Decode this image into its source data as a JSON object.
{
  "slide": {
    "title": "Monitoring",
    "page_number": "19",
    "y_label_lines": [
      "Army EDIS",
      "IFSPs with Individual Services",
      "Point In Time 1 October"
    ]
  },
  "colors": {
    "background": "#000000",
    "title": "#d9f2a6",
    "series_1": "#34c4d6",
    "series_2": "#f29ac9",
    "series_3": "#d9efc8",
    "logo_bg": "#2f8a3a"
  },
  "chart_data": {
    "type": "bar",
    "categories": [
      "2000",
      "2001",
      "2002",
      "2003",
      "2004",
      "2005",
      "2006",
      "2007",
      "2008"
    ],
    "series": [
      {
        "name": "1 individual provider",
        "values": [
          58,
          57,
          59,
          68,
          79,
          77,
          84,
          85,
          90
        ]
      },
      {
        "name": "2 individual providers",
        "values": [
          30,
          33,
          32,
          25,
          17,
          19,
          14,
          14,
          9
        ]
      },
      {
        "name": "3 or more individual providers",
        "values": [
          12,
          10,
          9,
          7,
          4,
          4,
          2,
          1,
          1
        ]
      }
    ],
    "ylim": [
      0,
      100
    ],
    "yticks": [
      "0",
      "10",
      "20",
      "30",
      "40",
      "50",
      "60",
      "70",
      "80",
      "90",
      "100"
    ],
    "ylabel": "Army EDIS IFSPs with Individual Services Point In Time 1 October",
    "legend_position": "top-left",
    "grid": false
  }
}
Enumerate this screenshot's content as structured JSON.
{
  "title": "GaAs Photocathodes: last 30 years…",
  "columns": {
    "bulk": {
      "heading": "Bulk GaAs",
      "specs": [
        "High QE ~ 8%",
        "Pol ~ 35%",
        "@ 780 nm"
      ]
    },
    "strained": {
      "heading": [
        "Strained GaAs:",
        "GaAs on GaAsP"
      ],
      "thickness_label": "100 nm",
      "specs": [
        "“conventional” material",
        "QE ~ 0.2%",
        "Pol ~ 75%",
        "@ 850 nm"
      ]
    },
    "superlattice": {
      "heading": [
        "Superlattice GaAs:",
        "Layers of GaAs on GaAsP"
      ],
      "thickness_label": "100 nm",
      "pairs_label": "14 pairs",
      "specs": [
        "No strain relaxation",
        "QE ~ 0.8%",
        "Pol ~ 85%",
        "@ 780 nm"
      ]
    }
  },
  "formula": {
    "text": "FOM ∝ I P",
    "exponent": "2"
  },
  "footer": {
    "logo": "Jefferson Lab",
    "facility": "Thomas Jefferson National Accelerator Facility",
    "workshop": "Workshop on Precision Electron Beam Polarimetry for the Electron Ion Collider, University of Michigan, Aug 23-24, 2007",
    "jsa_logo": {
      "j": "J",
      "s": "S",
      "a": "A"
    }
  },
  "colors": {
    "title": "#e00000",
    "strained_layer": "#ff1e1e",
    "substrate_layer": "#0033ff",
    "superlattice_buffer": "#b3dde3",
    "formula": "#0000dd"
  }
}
---
▶ [Directive] Check each line of the records for the word "this" and extract those that contain it.

▶ [Task solution]
Decode this image into its source data as a JSON object.
Enumerate this screenshot's content as structured JSON.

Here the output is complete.